[Given information]
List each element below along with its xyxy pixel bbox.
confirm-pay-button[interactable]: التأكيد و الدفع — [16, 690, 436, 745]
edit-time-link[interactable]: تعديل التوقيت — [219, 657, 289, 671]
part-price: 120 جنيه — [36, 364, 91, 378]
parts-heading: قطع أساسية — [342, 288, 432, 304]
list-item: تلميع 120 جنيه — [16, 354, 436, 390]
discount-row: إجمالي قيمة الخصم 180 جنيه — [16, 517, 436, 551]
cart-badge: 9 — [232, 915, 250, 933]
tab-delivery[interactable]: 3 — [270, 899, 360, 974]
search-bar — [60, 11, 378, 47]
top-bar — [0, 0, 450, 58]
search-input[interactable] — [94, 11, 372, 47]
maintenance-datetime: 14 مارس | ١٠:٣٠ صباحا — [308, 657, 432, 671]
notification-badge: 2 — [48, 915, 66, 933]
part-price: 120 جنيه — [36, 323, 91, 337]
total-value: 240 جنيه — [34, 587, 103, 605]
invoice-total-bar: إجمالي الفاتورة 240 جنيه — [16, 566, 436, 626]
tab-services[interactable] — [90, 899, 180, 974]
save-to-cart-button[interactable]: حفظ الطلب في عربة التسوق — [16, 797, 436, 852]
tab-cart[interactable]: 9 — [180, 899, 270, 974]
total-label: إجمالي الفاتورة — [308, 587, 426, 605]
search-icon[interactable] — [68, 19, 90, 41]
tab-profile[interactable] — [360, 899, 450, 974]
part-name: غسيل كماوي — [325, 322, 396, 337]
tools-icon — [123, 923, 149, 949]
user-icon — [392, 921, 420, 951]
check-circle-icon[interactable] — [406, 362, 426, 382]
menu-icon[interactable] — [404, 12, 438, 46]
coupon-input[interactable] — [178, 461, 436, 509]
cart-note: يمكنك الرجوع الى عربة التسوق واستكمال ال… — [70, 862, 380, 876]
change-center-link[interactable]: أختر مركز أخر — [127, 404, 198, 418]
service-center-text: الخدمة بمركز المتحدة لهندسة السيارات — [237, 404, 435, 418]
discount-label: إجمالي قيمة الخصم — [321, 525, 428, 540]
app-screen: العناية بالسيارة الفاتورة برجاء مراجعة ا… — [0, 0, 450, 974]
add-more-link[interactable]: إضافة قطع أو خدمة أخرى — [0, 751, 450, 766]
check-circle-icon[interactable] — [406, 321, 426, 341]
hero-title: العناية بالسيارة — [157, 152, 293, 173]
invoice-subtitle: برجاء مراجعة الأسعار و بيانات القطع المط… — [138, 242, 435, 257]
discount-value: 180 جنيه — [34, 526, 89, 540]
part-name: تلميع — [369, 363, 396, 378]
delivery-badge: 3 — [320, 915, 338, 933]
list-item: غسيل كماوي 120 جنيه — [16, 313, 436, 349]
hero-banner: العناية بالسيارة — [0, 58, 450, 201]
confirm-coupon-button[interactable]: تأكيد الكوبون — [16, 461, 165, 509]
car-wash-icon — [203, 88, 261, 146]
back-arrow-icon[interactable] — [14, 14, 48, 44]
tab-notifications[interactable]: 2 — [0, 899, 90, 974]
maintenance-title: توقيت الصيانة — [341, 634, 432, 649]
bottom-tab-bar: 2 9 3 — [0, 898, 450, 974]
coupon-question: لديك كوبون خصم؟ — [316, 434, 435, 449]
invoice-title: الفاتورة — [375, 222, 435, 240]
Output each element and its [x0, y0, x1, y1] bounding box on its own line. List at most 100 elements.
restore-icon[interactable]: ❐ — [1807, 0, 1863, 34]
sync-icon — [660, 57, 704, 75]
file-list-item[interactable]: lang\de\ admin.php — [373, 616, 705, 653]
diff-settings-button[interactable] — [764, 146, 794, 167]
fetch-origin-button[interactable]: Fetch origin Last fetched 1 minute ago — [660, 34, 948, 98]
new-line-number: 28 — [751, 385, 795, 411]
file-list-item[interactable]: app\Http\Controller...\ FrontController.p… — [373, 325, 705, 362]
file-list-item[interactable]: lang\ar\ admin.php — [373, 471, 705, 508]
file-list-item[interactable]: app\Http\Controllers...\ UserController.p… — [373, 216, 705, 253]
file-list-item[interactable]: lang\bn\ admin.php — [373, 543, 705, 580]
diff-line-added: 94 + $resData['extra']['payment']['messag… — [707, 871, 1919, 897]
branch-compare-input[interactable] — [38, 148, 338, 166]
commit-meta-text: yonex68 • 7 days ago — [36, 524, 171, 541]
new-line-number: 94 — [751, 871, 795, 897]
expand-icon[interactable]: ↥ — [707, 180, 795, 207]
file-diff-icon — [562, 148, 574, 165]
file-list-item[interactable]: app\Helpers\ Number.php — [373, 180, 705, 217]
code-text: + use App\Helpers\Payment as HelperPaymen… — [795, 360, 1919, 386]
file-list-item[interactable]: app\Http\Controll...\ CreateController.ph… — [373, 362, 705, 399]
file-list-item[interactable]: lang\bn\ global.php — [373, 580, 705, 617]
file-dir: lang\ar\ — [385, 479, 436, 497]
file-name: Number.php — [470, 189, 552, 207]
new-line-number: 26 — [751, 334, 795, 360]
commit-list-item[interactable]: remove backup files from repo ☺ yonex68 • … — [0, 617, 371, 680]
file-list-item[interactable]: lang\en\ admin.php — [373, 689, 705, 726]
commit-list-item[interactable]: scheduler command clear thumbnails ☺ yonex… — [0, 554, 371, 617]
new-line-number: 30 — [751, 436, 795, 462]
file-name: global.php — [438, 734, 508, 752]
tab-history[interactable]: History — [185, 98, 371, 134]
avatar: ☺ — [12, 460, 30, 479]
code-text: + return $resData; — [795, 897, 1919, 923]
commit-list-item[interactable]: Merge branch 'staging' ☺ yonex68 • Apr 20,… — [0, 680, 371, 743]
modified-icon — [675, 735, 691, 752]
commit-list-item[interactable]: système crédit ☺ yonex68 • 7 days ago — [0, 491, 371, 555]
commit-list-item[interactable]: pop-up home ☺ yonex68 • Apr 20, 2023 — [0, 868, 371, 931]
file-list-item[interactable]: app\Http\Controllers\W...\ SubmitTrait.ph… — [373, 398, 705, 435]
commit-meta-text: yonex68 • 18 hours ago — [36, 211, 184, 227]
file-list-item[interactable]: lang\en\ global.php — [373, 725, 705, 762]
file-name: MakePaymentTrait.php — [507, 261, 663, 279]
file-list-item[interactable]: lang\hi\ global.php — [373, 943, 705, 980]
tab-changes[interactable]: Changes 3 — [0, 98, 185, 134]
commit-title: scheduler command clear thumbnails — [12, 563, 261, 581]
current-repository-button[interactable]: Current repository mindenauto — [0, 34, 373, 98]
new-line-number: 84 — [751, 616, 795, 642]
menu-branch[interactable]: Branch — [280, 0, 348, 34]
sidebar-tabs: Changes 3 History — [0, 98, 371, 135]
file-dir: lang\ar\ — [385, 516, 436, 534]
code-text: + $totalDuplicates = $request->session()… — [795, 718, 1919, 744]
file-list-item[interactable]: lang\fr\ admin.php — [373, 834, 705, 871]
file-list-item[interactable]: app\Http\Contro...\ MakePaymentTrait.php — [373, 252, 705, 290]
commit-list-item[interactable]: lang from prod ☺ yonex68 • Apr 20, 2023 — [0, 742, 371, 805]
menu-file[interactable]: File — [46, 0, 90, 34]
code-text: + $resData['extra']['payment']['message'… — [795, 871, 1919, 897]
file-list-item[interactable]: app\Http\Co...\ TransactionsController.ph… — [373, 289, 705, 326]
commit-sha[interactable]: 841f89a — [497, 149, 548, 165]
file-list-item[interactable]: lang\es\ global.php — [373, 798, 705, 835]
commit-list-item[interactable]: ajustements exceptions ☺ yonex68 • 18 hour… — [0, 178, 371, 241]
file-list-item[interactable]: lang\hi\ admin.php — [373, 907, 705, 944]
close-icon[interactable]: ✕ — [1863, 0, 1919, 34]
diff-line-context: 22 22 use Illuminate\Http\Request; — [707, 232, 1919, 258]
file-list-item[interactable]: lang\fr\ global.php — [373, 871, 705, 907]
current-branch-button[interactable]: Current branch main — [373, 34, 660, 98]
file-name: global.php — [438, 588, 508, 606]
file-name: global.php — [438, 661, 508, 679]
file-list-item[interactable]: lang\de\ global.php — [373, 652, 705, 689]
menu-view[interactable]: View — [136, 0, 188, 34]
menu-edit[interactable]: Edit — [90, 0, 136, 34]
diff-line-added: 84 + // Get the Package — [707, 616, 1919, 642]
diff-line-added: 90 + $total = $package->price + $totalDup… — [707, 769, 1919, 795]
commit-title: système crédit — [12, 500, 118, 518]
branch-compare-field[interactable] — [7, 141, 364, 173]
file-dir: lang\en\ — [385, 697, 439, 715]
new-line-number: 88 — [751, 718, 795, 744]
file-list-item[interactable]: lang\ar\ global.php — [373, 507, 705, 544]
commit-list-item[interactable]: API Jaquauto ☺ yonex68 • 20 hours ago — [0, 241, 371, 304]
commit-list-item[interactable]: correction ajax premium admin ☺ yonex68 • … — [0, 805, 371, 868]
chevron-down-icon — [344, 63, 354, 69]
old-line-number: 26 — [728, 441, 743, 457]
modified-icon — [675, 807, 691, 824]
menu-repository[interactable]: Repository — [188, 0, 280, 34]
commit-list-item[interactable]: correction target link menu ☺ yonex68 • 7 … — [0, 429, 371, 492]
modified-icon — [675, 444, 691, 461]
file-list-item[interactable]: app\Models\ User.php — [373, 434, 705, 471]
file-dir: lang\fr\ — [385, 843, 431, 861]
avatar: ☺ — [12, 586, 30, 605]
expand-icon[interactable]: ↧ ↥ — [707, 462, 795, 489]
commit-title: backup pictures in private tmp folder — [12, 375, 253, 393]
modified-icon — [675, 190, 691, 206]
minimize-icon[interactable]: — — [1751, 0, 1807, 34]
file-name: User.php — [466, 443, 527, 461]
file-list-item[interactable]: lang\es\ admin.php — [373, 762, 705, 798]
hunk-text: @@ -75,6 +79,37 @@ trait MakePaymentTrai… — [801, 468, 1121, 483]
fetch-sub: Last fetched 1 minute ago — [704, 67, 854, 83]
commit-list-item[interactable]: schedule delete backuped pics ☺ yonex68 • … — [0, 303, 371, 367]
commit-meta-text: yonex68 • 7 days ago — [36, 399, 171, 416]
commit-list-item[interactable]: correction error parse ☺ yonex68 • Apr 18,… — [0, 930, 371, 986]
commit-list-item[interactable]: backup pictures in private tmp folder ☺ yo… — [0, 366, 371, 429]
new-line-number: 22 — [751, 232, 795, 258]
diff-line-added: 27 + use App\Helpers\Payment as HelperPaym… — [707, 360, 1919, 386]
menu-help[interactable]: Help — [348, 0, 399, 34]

[Goal of the exercise]
Copy out, word for word, the lines from the start of the records through the line that contains "user-icon — [392, 921, 420, 951]", including that line.

[Exercise answer]
List each element below along with its xyxy pixel bbox.
confirm-pay-button[interactable]: التأكيد و الدفع — [16, 690, 436, 745]
edit-time-link[interactable]: تعديل التوقيت — [219, 657, 289, 671]
part-price: 120 جنيه — [36, 364, 91, 378]
parts-heading: قطع أساسية — [342, 288, 432, 304]
list-item: تلميع 120 جنيه — [16, 354, 436, 390]
discount-row: إجمالي قيمة الخصم 180 جنيه — [16, 517, 436, 551]
cart-badge: 9 — [232, 915, 250, 933]
tab-delivery[interactable]: 3 — [270, 899, 360, 974]
search-bar — [60, 11, 378, 47]
top-bar — [0, 0, 450, 58]
search-input[interactable] — [94, 11, 372, 47]
maintenance-datetime: 14 مارس | ١٠:٣٠ صباحا — [308, 657, 432, 671]
notification-badge: 2 — [48, 915, 66, 933]
part-price: 120 جنيه — [36, 323, 91, 337]
total-value: 240 جنيه — [34, 587, 103, 605]
invoice-total-bar: إجمالي الفاتورة 240 جنيه — [16, 566, 436, 626]
tab-services[interactable] — [90, 899, 180, 974]
save-to-cart-button[interactable]: حفظ الطلب في عربة التسوق — [16, 797, 436, 852]
tab-cart[interactable]: 9 — [180, 899, 270, 974]
total-label: إجمالي الفاتورة — [308, 587, 426, 605]
search-icon[interactable] — [68, 19, 90, 41]
tab-profile[interactable] — [360, 899, 450, 974]
part-name: غسيل كماوي — [325, 322, 396, 337]
tools-icon — [123, 923, 149, 949]
user-icon — [392, 921, 420, 951]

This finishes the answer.